ABOUT THIS EXERCISE →
Look through the data below for the string "their", and copy every line where it turns up.

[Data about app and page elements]
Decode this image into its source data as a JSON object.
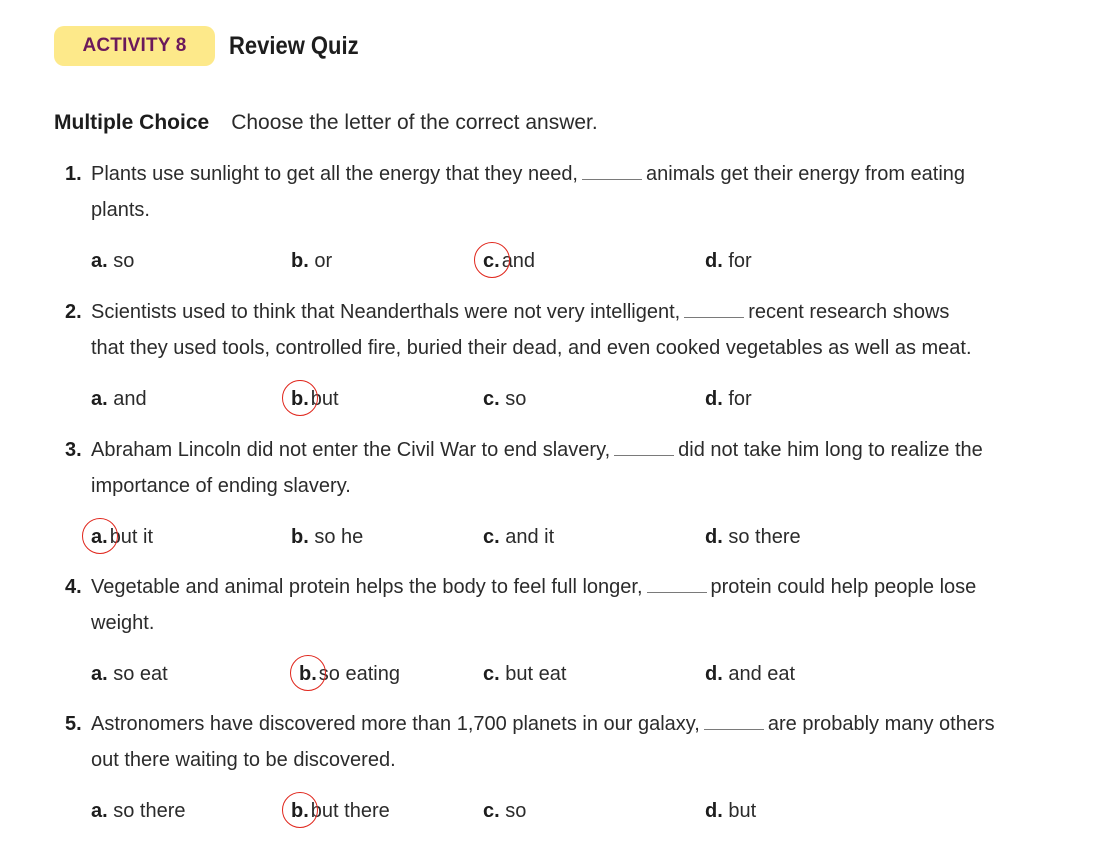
{
  "header": {
    "badge": "ACTIVITY 8",
    "title": "Review Quiz"
  },
  "section": {
    "label": "Multiple Choice",
    "instructions": "Choose the letter of the correct answer."
  },
  "questions": [
    {
      "number": "1.",
      "line1_before": "Plants use sunlight to get all the energy that they need,",
      "line1_after": "animals get their energy from eating",
      "line2": "plants.",
      "options": [
        {
          "letter": "a.",
          "text": "so",
          "selected": false
        },
        {
          "letter": "b.",
          "text": "or",
          "selected": false
        },
        {
          "letter": "c.",
          "text": "and",
          "selected": true
        },
        {
          "letter": "d.",
          "text": "for",
          "selected": false
        }
      ]
    },
    {
      "number": "2.",
      "line1_before": "Scientists used to think that Neanderthals were not very intelligent,",
      "line1_after": "recent research shows",
      "line2": "that they used tools, controlled fire, buried their dead, and even cooked vegetables as well as meat.",
      "options": [
        {
          "letter": "a.",
          "text": "and",
          "selected": false
        },
        {
          "letter": "b.",
          "text": "but",
          "selected": true
        },
        {
          "letter": "c.",
          "text": "so",
          "selected": false
        },
        {
          "letter": "d.",
          "text": "for",
          "selected": false
        }
      ]
    },
    {
      "number": "3.",
      "line1_before": "Abraham Lincoln did not enter the Civil War to end slavery,",
      "line1_after": "did not take him long to realize the",
      "line2": "importance of ending slavery.",
      "options": [
        {
          "letter": "a.",
          "text": "but it",
          "selected": true
        },
        {
          "letter": "b.",
          "text": "so he",
          "selected": false
        },
        {
          "letter": "c.",
          "text": "and it",
          "selected": false
        },
        {
          "letter": "d.",
          "text": "so there",
          "selected": false
        }
      ]
    },
    {
      "number": "4.",
      "line1_before": "Vegetable and animal protein helps the body to feel full longer,",
      "line1_after": "protein could help people lose",
      "line2": "weight.",
      "options": [
        {
          "letter": "a.",
          "text": "so eat",
          "selected": false
        },
        {
          "letter": "b.",
          "text": "so eating",
          "selected": true
        },
        {
          "letter": "c.",
          "text": "but eat",
          "selected": false
        },
        {
          "letter": "d.",
          "text": "and eat",
          "selected": false
        }
      ]
    },
    {
      "number": "5.",
      "line1_before": "Astronomers have discovered more than 1,700 planets in our galaxy,",
      "line1_after": "are probably many others",
      "line2": "out there waiting to be discovered.",
      "options": [
        {
          "letter": "a.",
          "text": "so there",
          "selected": false
        },
        {
          "letter": "b.",
          "text": "but there",
          "selected": true
        },
        {
          "letter": "c.",
          "text": "so",
          "selected": false
        },
        {
          "letter": "d.",
          "text": "but",
          "selected": false
        }
      ]
    }
  ]
}
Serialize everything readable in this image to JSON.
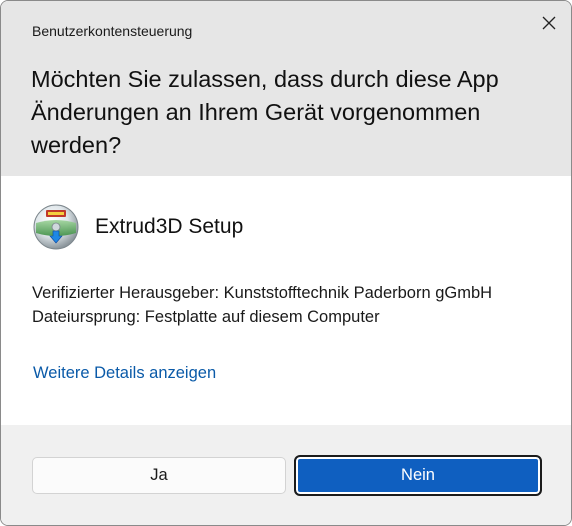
{
  "dialog": {
    "caption": "Benutzerkontensteuerung",
    "question": "Möchten Sie zulassen, dass durch diese App Änderungen an Ihrem Gerät vorgenommen werden?"
  },
  "app": {
    "name": "Extrud3D Setup",
    "icon": "installer-disc-icon"
  },
  "info": {
    "publisher": "Verifizierter Herausgeber: Kunststofftechnik Paderborn gGmbH",
    "origin": "Dateiursprung: Festplatte auf diesem Computer"
  },
  "link": {
    "details": "Weitere Details anzeigen"
  },
  "buttons": {
    "yes": "Ja",
    "no": "Nein"
  },
  "colors": {
    "header_bg": "#e6e6e6",
    "primary": "#0f5fc0",
    "link": "#0a5aa8"
  }
}
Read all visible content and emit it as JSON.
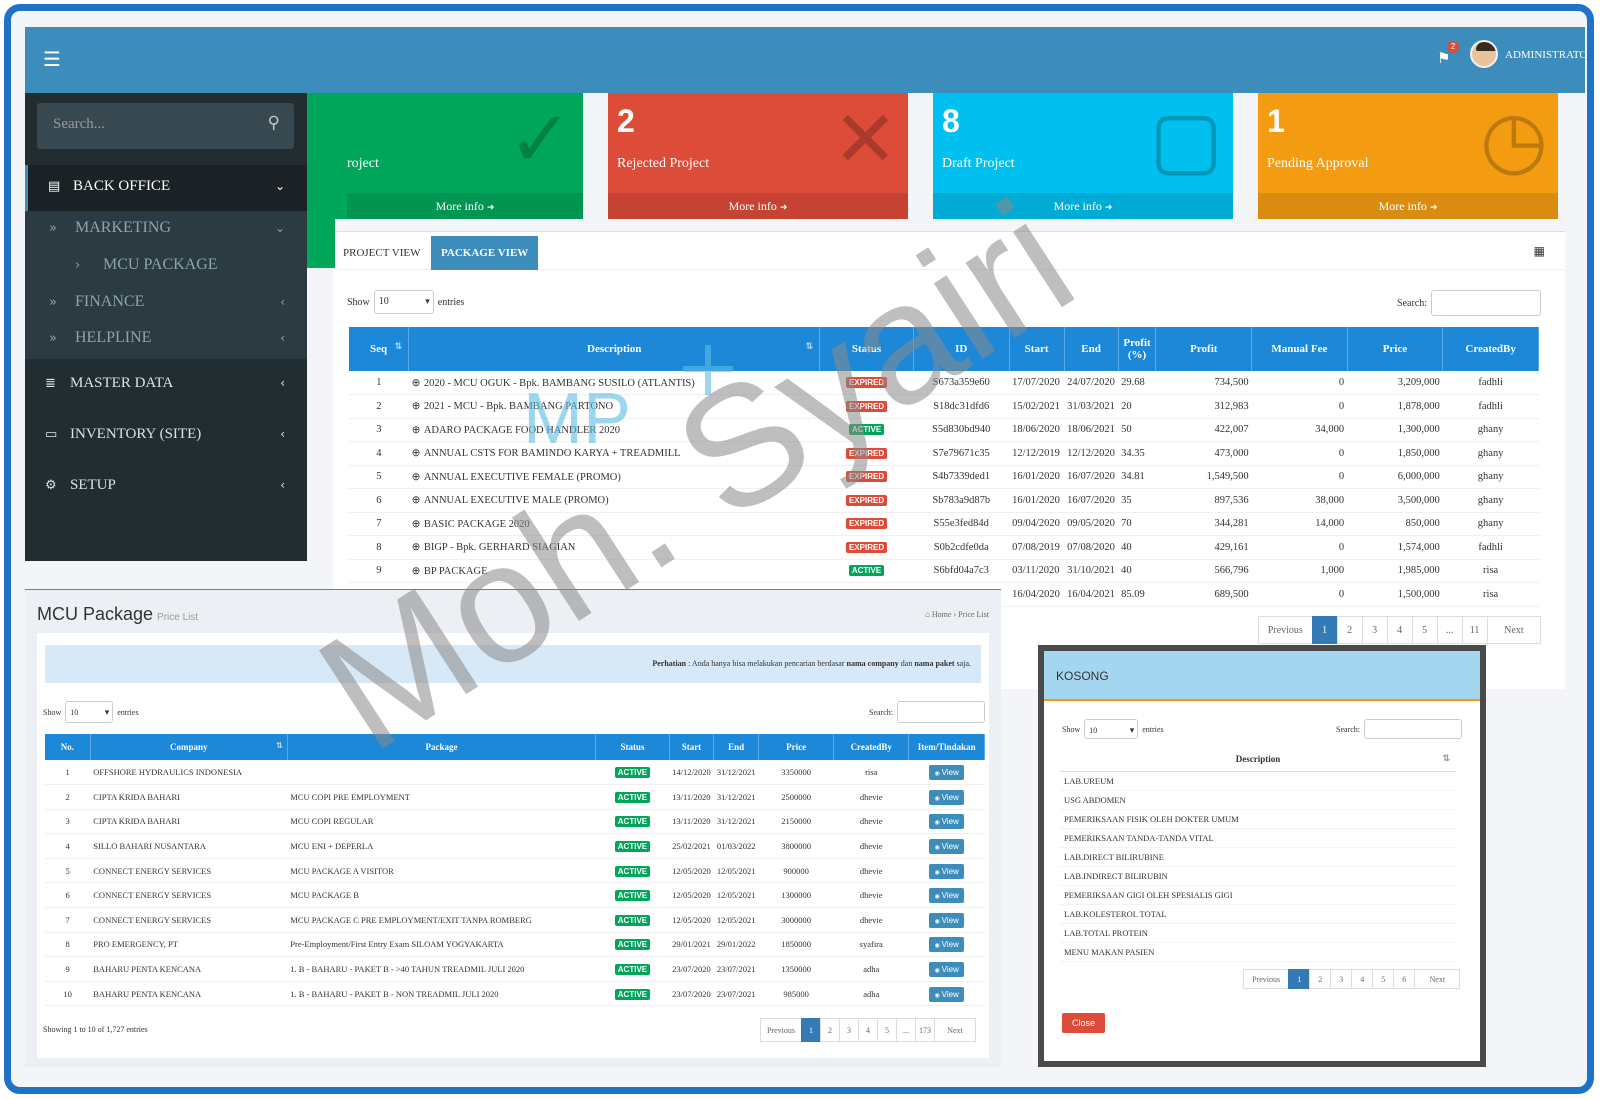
{
  "topbar": {
    "user": "ADMINISTRATOR",
    "flag_count": "2"
  },
  "sidebar": {
    "search_placeholder": "Search...",
    "items": [
      {
        "label": "BACK OFFICE"
      },
      {
        "label": "MARKETING"
      },
      {
        "label": "MCU PACKAGE"
      },
      {
        "label": "FINANCE"
      },
      {
        "label": "HELPLINE"
      },
      {
        "label": "MASTER DATA"
      },
      {
        "label": "INVENTORY (SITE)"
      },
      {
        "label": "SETUP"
      }
    ]
  },
  "info_boxes": [
    {
      "num": "",
      "label": "roject",
      "more": "More info",
      "color": "#00a65a"
    },
    {
      "num": "2",
      "label": "Rejected Project",
      "more": "More info",
      "color": "#dd4b39"
    },
    {
      "num": "8",
      "label": "Draft Project",
      "more": "More info",
      "color": "#00c0ef"
    },
    {
      "num": "1",
      "label": "Pending Approval",
      "more": "More info",
      "color": "#f39c12"
    }
  ],
  "tabs": {
    "project_view": "PROJECT VIEW",
    "package_view": "PACKAGE VIEW"
  },
  "pkg_table": {
    "show_label": "Show",
    "entries_value": "10",
    "entries_label": "entries",
    "search_label": "Search:",
    "headers": [
      "Seq",
      "Description",
      "Status",
      "ID",
      "Start",
      "End",
      "Profit (%)",
      "Profit",
      "Manual Fee",
      "Price",
      "CreatedBy"
    ],
    "rows": [
      [
        "1",
        "2020 - MCU OGUK - Bpk. BAMBANG SUSILO (ATLANTIS)",
        "EXPIRED",
        "S673a359e60",
        "17/07/2020",
        "24/07/2020",
        "29.68",
        "734,500",
        "0",
        "3,209,000",
        "fadhli"
      ],
      [
        "2",
        "2021 - MCU - Bpk. BAMBANG PARTONO",
        "EXPIRED",
        "S18dc31dfd6",
        "15/02/2021",
        "31/03/2021",
        "20",
        "312,983",
        "0",
        "1,878,000",
        "fadhli"
      ],
      [
        "3",
        "ADARO PACKAGE FOOD HANDLER 2020",
        "ACTIVE",
        "S5d830bd940",
        "18/06/2020",
        "18/06/2021",
        "50",
        "422,007",
        "34,000",
        "1,300,000",
        "ghany"
      ],
      [
        "4",
        "ANNUAL CSTS FOR BAMINDO KARYA + TREADMILL",
        "EXPIRED",
        "S7e79671c35",
        "12/12/2019",
        "12/12/2020",
        "34.35",
        "473,000",
        "0",
        "1,850,000",
        "ghany"
      ],
      [
        "5",
        "ANNUAL EXECUTIVE FEMALE (PROMO)",
        "EXPIRED",
        "S4b7339ded1",
        "16/01/2020",
        "16/07/2020",
        "34.81",
        "1,549,500",
        "0",
        "6,000,000",
        "ghany"
      ],
      [
        "6",
        "ANNUAL EXECUTIVE MALE (PROMO)",
        "EXPIRED",
        "Sb783a9d87b",
        "16/01/2020",
        "16/07/2020",
        "35",
        "897,536",
        "38,000",
        "3,500,000",
        "ghany"
      ],
      [
        "7",
        "BASIC PACKAGE 2020",
        "EXPIRED",
        "S55e3fed84d",
        "09/04/2020",
        "09/05/2020",
        "70",
        "344,281",
        "14,000",
        "850,000",
        "ghany"
      ],
      [
        "8",
        "BIGP - Bpk. GERHARD SIAGIAN",
        "EXPIRED",
        "S0b2cdfe0da",
        "07/08/2019",
        "07/08/2020",
        "40",
        "429,161",
        "0",
        "1,574,000",
        "fadhli"
      ],
      [
        "9",
        "BP PACKAGE",
        "ACTIVE",
        "S6bfd04a7c3",
        "03/11/2020",
        "31/10/2021",
        "40",
        "566,796",
        "1,000",
        "1,985,000",
        "risa"
      ],
      [
        "",
        "",
        "",
        "",
        "16/04/2020",
        "16/04/2021",
        "85.09",
        "689,500",
        "0",
        "1,500,000",
        "risa"
      ]
    ],
    "pager": [
      "Previous",
      "1",
      "2",
      "3",
      "4",
      "5",
      "...",
      "11",
      "Next"
    ]
  },
  "mcu": {
    "title": "MCU Package",
    "subtitle": "Price List",
    "crumb_home": "Home",
    "crumb_current": "Price List",
    "note_label": "Perhatian",
    "note_text": " : Anda hanya bisa melakukan pencarian berdasar ",
    "note_b1": "nama company",
    "note_mid": " dan ",
    "note_b2": "nama paket",
    "note_end": " saja.",
    "show_label": "Show",
    "entries_value": "10",
    "entries_label": "entries",
    "search_label": "Search:",
    "headers": [
      "No.",
      "Company",
      "Package",
      "Status",
      "Start",
      "End",
      "Price",
      "CreatedBy",
      "Item/Tindakan"
    ],
    "rows": [
      [
        "1",
        "OFFSHORE HYDRAULICS INDONESIA",
        "",
        "ACTIVE",
        "14/12/2020",
        "31/12/2021",
        "3350000",
        "risa",
        "View"
      ],
      [
        "2",
        "CIPTA KRIDA BAHARI",
        "MCU COPI PRE EMPLOYMENT",
        "ACTIVE",
        "13/11/2020",
        "31/12/2021",
        "2500000",
        "dhevie",
        "View"
      ],
      [
        "3",
        "CIPTA KRIDA BAHARI",
        "MCU COPI REGULAR",
        "ACTIVE",
        "13/11/2020",
        "31/12/2021",
        "2150000",
        "dhevie",
        "View"
      ],
      [
        "4",
        "SILLO BAHARI NUSANTARA",
        "MCU ENI + DEPERLA",
        "ACTIVE",
        "25/02/2021",
        "01/03/2022",
        "3800000",
        "dhevie",
        "View"
      ],
      [
        "5",
        "CONNECT ENERGY SERVICES",
        "MCU PACKAGE A VISITOR",
        "ACTIVE",
        "12/05/2020",
        "12/05/2021",
        "900000",
        "dhevie",
        "View"
      ],
      [
        "6",
        "CONNECT ENERGY SERVICES",
        "MCU PACKAGE B",
        "ACTIVE",
        "12/05/2020",
        "12/05/2021",
        "1300000",
        "dhevie",
        "View"
      ],
      [
        "7",
        "CONNECT ENERGY SERVICES",
        "MCU PACKAGE C PRE EMPLOYMENT/EXIT TANPA ROMBERG",
        "ACTIVE",
        "12/05/2020",
        "12/05/2021",
        "3000000",
        "dhevie",
        "View"
      ],
      [
        "8",
        "PRO EMERGENCY, PT",
        "Pre-Employment/First Entry Exam SILOAM YOGYAKARTA",
        "ACTIVE",
        "29/01/2021",
        "29/01/2022",
        "1850000",
        "syafira",
        "View"
      ],
      [
        "9",
        "BAHARU PENTA KENCANA",
        "1. B - BAHARU - PAKET B - >40 TAHUN TREADMIL JULI 2020",
        "ACTIVE",
        "23/07/2020",
        "23/07/2021",
        "1350000",
        "adha",
        "View"
      ],
      [
        "10",
        "BAHARU PENTA KENCANA",
        "1. B - BAHARU - PAKET B - NON TREADMIL JULI 2020",
        "ACTIVE",
        "23/07/2020",
        "23/07/2021",
        "985000",
        "adha",
        "View"
      ]
    ],
    "info": "Showing 1 to 10 of 1,727 entries",
    "pager": [
      "Previous",
      "1",
      "2",
      "3",
      "4",
      "5",
      "...",
      "173",
      "Next"
    ]
  },
  "modal": {
    "title": "KOSONG",
    "show_label": "Show",
    "entries_value": "10",
    "entries_label": "entries",
    "search_label": "Search:",
    "header": "Description",
    "rows": [
      "LAB.UREUM",
      "USG ABDOMEN",
      "PEMERIKSAAN FISIK OLEH DOKTER UMUM",
      "PEMERIKSAAN TANDA-TANDA VITAL",
      "LAB.DIRECT BILIRUBINE",
      "LAB.INDIRECT BILIRUBIN",
      "PEMERIKSAAN GIGI OLEH SPESIALIS GIGI",
      "LAB.KOLESTEROL TOTAL",
      "LAB.TOTAL PROTEIN",
      "MENU MAKAN PASIEN"
    ],
    "pager": [
      "Previous",
      "1",
      "2",
      "3",
      "4",
      "5",
      "6",
      "Next"
    ],
    "close": "Close"
  },
  "watermark": {
    "text": "Moh. Syairi",
    "logo": "MP"
  }
}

RESPONSE AREA →
      "line1_after": "animals get their energy from eating",
      "line2": "that they used tools, controlled fire, buried their dead, and even cooked vegetables as well as meat.",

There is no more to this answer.